[Figure contents as structured data]
· · · · · · ·

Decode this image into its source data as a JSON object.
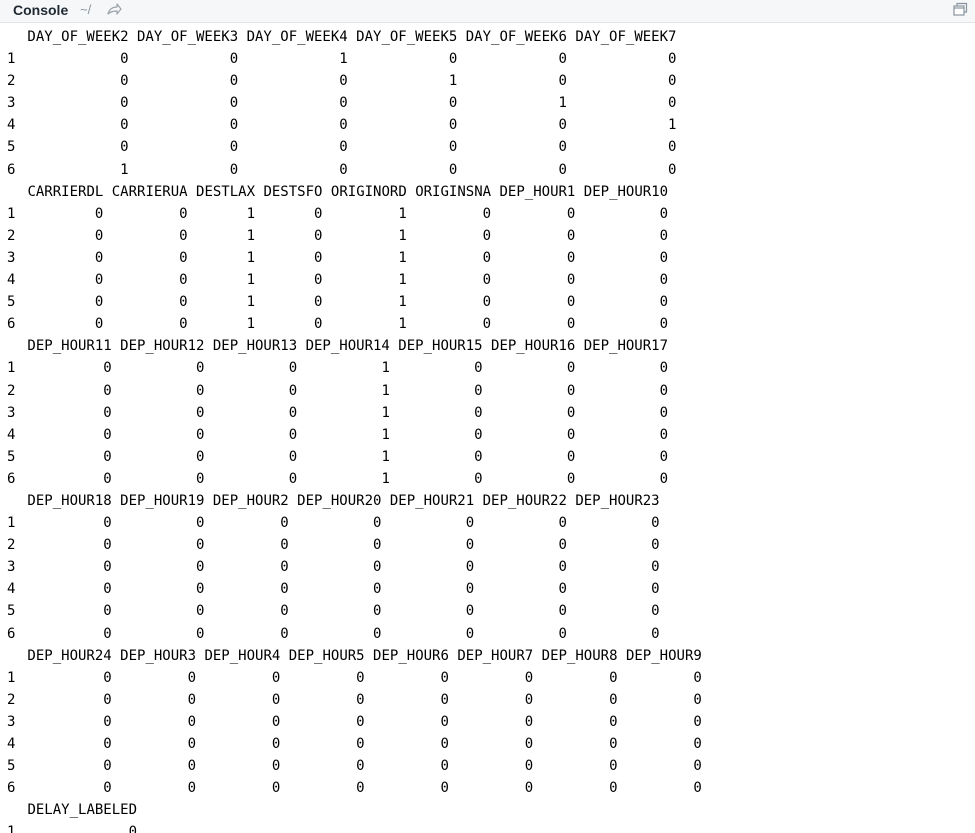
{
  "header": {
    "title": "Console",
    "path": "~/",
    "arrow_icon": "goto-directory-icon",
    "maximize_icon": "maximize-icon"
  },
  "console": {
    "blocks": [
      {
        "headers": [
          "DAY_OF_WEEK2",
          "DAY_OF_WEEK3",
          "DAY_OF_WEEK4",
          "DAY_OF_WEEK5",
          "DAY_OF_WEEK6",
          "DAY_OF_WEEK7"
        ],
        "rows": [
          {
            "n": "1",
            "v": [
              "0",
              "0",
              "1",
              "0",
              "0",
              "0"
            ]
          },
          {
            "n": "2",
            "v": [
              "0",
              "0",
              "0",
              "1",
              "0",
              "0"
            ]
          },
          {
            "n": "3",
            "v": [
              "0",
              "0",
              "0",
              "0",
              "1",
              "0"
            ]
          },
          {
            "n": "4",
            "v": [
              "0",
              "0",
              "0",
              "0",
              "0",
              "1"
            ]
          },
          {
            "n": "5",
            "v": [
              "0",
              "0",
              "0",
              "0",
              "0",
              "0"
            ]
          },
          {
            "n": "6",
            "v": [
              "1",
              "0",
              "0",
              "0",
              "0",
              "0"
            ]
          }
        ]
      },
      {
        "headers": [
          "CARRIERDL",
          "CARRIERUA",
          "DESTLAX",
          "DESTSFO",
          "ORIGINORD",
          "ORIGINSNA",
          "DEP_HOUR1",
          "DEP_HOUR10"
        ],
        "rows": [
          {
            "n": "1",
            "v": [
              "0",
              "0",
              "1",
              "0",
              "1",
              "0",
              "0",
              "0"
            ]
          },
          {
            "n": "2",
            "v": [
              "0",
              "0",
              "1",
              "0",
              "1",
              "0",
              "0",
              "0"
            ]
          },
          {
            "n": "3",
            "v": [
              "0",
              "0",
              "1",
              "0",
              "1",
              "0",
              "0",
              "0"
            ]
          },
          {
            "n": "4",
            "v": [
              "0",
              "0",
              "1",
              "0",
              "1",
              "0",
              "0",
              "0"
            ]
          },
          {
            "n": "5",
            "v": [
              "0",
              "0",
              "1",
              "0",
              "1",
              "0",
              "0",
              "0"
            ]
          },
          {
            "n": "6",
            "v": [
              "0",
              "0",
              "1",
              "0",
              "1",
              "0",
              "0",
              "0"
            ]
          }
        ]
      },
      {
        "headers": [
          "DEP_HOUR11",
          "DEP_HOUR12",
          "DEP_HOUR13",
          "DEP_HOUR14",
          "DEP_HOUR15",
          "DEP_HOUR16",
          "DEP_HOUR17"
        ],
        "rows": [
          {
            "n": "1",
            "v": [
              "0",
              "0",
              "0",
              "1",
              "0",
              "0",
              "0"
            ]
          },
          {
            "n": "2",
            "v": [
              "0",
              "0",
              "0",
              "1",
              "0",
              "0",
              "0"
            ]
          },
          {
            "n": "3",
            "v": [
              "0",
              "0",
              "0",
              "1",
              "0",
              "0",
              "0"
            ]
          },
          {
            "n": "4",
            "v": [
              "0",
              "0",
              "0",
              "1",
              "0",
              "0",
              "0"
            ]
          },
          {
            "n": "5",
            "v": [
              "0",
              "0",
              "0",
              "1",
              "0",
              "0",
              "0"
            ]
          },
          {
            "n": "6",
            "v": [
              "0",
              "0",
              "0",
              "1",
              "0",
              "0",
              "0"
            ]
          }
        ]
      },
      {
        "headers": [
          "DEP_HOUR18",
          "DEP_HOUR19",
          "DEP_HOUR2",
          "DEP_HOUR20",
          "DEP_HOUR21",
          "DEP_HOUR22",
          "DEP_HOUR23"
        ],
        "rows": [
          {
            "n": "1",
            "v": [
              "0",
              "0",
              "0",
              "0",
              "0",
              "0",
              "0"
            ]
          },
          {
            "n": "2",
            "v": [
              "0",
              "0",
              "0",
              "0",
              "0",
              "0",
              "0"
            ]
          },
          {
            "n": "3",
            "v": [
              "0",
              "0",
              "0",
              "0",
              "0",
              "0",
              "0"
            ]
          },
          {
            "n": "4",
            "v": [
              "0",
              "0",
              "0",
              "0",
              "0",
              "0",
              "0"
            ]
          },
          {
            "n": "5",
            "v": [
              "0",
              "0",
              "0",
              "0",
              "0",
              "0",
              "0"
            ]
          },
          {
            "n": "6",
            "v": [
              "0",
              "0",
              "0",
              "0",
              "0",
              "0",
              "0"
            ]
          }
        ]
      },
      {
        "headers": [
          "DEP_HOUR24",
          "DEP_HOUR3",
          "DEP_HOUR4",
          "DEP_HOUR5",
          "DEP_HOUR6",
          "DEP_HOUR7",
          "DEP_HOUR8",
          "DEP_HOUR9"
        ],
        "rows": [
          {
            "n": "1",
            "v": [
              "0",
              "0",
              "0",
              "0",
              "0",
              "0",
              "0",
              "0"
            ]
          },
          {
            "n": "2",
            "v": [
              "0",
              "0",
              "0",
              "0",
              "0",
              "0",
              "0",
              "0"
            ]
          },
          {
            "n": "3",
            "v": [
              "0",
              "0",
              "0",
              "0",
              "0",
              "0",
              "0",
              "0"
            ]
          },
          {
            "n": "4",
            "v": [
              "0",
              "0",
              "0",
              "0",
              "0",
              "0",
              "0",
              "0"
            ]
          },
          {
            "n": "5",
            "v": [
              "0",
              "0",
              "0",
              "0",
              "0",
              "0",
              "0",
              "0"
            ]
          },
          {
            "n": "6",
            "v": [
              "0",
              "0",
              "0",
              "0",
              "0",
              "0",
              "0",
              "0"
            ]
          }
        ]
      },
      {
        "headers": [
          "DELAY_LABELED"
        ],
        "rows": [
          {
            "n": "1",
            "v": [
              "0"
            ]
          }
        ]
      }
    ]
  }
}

· · · · · · ·

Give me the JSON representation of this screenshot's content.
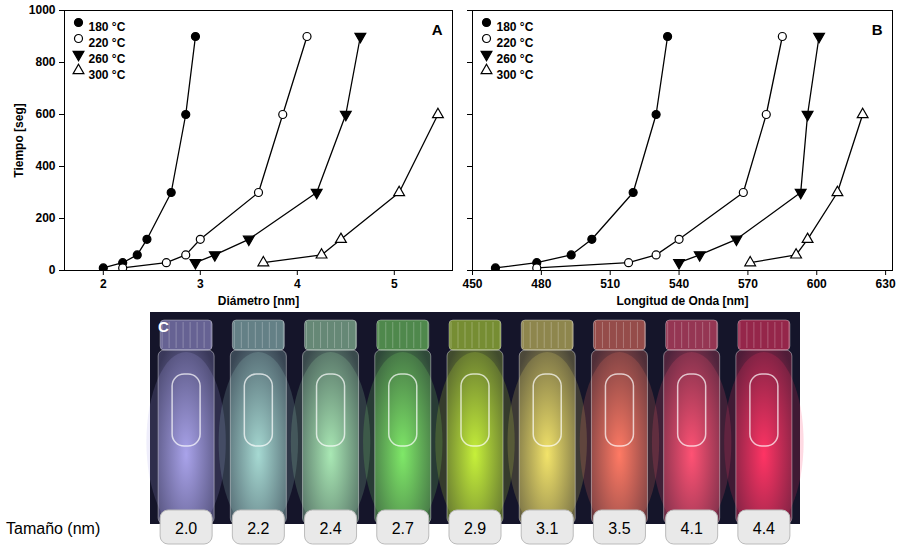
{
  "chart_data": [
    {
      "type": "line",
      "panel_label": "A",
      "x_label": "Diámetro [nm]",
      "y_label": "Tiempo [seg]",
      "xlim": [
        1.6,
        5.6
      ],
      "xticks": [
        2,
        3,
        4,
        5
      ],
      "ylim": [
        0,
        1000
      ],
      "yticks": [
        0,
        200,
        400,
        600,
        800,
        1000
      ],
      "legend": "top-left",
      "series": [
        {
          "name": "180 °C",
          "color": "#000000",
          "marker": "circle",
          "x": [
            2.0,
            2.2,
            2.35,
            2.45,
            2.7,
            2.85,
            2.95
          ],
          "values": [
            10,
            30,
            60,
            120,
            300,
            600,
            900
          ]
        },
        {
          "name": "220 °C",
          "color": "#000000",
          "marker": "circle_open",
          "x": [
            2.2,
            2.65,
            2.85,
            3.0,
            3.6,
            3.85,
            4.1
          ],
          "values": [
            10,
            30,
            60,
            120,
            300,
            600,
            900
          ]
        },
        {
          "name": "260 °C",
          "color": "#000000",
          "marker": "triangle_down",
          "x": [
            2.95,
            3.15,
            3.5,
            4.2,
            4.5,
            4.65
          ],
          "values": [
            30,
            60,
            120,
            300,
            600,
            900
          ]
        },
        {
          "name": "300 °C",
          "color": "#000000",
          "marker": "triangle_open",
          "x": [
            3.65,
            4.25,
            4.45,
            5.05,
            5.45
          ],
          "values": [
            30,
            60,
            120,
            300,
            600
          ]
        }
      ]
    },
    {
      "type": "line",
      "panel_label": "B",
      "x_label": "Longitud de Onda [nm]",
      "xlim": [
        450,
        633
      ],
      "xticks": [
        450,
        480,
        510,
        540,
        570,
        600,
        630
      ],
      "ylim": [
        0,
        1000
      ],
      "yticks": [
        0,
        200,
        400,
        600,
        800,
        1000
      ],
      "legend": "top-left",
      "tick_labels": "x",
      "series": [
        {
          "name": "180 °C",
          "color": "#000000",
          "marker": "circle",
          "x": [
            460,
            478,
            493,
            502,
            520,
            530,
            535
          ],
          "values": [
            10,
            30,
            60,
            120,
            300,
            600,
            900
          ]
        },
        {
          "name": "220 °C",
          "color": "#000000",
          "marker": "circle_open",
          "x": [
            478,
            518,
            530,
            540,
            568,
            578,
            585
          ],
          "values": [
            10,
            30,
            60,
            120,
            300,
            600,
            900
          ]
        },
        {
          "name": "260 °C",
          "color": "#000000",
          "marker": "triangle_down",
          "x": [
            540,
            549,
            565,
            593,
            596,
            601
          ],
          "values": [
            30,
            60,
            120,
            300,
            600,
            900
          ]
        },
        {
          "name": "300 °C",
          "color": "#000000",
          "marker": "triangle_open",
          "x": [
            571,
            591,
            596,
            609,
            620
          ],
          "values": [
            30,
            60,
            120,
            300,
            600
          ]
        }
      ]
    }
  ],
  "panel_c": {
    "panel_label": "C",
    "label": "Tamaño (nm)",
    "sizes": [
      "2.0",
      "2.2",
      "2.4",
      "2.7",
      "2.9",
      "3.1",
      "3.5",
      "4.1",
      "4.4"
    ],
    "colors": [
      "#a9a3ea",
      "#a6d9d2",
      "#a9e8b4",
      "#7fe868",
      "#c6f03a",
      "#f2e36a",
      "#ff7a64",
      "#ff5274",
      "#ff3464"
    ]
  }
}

· · · · · · ·

Using the listing, copy every line where the word "icon" shows up.

    "arrow_icon": "goto-directory-icon",
    "maximize_icon": "maximize-icon"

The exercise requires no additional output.